→ Rows from a dataset
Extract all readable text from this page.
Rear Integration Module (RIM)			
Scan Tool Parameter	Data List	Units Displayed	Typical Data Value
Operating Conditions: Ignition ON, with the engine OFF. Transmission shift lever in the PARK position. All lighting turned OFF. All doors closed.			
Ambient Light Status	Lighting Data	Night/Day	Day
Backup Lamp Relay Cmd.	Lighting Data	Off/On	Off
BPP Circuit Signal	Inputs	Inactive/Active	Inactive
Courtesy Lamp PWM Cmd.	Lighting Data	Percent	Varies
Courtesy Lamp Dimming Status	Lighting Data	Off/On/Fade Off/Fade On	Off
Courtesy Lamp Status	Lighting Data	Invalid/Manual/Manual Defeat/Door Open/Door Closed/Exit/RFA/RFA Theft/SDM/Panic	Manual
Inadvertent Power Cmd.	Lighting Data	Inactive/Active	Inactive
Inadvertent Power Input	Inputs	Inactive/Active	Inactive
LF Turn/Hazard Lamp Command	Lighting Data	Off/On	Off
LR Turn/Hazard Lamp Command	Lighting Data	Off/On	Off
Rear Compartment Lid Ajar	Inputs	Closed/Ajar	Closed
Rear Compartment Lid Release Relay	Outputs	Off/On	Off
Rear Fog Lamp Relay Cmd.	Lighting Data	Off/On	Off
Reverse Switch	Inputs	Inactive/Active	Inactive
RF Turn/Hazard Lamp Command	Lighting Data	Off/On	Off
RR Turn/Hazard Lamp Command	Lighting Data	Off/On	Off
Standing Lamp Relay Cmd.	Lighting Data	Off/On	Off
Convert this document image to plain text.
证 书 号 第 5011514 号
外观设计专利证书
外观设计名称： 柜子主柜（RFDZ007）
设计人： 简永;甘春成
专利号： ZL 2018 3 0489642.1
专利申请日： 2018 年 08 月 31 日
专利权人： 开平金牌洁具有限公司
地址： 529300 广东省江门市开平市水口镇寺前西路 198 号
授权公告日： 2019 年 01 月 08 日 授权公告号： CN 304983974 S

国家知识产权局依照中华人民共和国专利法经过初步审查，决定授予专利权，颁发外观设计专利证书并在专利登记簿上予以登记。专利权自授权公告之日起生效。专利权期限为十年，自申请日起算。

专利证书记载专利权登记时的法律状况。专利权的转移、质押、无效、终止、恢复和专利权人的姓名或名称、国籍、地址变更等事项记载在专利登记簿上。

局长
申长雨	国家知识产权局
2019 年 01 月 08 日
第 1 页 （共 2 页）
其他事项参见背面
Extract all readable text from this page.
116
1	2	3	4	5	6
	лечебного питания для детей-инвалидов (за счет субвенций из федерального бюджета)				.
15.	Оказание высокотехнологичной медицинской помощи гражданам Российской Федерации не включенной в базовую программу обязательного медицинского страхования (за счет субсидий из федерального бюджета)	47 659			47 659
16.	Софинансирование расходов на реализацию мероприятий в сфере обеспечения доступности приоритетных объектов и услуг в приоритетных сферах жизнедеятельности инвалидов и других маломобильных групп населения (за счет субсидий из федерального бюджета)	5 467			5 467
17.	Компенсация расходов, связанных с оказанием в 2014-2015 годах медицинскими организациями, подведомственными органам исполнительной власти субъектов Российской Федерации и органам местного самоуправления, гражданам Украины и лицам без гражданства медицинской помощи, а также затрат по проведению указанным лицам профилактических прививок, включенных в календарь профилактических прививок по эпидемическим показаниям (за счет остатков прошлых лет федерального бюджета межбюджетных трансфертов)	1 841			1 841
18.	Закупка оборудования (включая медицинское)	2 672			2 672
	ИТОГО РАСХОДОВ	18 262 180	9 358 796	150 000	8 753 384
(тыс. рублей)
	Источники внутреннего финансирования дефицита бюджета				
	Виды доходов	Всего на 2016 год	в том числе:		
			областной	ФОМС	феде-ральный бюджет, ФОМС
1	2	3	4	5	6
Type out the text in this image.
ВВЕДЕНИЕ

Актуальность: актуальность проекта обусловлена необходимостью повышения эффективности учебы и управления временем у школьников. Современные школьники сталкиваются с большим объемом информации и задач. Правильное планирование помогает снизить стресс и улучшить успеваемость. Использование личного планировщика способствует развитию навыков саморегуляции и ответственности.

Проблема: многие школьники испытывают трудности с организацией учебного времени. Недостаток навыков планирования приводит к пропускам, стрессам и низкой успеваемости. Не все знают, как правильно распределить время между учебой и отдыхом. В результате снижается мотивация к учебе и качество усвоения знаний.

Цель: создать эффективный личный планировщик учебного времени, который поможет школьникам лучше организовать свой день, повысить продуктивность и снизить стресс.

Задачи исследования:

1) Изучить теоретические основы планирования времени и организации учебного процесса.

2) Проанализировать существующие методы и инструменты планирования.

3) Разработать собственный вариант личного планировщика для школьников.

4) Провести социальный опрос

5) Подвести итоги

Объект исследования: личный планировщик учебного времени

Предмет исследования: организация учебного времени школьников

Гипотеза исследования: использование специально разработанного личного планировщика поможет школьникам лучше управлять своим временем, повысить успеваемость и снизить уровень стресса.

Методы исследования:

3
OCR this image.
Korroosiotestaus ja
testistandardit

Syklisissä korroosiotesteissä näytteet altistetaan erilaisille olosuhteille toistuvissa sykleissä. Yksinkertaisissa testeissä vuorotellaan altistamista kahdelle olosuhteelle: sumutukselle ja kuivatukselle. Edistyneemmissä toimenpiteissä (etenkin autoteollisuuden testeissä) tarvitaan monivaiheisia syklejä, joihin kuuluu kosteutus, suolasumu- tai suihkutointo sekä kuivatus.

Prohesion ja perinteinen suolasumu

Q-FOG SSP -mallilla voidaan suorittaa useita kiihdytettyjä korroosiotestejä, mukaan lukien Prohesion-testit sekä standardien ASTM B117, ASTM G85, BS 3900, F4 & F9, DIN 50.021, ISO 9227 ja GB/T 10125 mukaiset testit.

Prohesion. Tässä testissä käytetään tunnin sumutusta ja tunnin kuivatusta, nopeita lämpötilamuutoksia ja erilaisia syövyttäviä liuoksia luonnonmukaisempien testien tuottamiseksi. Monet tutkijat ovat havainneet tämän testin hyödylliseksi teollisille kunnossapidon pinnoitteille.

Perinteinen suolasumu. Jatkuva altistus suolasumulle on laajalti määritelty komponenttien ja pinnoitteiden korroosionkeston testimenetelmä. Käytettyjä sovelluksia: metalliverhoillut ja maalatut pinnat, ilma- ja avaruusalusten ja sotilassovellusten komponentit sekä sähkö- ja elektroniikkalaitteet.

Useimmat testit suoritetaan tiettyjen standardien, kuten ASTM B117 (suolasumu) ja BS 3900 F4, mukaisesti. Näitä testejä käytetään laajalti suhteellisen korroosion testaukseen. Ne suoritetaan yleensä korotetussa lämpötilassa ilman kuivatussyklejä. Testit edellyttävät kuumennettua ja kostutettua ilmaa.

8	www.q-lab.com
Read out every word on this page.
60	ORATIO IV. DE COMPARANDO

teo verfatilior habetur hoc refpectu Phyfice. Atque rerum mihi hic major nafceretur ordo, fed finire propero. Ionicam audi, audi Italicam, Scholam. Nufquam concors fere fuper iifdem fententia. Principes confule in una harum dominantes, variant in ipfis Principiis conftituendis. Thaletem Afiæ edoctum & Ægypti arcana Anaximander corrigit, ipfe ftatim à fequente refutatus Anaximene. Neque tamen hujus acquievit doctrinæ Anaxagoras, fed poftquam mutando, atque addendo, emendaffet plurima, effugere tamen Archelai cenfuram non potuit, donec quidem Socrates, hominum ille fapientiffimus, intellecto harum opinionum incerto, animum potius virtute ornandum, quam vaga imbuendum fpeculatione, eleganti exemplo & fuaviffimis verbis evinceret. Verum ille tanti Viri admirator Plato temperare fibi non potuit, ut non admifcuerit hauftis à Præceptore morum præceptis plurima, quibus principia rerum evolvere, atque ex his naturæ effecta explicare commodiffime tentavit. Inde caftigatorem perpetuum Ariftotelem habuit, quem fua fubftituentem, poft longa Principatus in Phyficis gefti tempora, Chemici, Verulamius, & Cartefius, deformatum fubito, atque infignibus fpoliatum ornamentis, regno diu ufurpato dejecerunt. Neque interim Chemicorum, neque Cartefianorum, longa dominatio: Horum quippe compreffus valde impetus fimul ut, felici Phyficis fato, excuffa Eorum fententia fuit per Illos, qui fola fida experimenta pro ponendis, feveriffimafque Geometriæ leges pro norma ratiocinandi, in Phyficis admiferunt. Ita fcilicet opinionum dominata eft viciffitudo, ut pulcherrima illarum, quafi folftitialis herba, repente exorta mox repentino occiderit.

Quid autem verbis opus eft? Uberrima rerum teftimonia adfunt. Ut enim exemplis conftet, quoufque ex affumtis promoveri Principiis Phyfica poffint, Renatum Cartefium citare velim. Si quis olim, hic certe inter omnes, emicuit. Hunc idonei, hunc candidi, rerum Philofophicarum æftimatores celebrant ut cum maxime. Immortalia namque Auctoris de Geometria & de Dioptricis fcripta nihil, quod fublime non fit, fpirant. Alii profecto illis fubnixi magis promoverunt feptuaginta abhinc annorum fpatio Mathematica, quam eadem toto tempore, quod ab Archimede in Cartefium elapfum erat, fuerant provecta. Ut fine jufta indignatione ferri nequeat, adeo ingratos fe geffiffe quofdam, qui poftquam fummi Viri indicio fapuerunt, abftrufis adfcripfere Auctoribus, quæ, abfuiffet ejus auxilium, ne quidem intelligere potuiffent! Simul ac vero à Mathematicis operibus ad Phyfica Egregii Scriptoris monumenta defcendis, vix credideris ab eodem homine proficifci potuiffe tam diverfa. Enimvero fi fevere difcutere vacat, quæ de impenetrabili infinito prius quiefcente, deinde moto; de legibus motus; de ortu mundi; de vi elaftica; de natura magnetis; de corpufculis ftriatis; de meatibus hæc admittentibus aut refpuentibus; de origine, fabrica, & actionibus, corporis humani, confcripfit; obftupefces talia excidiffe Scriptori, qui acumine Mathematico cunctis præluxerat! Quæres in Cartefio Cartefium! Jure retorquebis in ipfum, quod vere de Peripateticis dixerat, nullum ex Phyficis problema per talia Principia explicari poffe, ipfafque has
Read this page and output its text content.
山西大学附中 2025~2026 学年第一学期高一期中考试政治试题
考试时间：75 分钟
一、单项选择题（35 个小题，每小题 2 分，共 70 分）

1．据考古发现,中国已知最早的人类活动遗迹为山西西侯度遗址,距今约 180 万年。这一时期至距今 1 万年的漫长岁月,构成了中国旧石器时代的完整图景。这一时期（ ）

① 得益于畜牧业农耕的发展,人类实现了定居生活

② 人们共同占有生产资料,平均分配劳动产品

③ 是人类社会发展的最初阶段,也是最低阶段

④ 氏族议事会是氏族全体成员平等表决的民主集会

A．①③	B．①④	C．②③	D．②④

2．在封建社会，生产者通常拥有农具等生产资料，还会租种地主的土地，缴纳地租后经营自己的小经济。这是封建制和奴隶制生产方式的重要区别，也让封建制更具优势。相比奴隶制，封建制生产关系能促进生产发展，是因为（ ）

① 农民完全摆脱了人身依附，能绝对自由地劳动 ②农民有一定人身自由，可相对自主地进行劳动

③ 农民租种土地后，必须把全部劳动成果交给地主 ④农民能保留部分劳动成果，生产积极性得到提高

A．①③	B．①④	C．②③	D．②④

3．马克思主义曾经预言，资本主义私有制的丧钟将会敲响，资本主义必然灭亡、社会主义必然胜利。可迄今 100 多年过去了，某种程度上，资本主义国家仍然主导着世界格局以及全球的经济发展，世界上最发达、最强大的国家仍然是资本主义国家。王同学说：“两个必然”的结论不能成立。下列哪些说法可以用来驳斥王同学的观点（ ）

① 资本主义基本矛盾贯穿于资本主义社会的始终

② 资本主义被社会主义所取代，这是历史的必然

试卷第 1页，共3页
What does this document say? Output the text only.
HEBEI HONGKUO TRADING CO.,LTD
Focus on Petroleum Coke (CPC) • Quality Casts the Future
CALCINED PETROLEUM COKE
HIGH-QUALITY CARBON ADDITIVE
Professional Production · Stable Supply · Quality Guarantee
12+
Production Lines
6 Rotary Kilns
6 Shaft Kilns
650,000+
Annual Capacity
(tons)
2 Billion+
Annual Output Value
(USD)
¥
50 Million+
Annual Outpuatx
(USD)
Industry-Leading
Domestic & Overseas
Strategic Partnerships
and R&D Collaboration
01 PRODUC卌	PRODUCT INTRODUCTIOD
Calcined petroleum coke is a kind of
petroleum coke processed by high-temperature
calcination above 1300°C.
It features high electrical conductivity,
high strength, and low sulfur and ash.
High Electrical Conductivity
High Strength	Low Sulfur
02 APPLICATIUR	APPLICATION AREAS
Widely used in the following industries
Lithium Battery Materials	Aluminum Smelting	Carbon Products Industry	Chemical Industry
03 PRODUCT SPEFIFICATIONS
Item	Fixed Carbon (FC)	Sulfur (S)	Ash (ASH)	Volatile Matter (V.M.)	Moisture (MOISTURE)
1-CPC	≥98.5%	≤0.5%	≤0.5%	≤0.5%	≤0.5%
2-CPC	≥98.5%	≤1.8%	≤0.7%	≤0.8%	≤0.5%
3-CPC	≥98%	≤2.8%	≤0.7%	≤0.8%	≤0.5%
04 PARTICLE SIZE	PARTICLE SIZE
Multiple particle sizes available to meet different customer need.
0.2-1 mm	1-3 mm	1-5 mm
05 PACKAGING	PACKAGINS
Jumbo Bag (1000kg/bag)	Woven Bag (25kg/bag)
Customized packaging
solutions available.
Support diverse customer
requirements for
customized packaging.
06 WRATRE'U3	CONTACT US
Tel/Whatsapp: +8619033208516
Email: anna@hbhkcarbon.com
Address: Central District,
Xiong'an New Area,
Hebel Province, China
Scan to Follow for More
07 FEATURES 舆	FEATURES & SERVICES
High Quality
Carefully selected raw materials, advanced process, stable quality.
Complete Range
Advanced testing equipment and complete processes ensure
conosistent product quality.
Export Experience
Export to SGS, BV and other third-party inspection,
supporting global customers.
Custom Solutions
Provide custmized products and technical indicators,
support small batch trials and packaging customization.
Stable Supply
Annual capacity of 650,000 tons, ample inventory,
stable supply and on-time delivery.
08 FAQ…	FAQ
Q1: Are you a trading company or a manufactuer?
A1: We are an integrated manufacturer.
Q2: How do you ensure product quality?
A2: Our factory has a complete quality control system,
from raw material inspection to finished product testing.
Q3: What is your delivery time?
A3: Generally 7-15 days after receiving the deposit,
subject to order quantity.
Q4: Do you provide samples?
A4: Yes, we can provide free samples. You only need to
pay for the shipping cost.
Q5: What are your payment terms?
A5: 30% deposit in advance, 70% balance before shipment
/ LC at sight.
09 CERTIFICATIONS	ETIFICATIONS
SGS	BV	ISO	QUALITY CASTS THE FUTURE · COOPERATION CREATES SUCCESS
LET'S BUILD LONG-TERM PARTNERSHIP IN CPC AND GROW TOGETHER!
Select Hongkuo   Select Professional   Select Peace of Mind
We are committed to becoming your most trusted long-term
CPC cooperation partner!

→ GOAL OF THE EXERCISE
Scan the records for the string "need". Copy each line in which it appears.

→ RESPONSE TO THE EXERCISE
Multiple particle sizes available to meet different customer need.
A4: Yes, we can provide free samples. You only need to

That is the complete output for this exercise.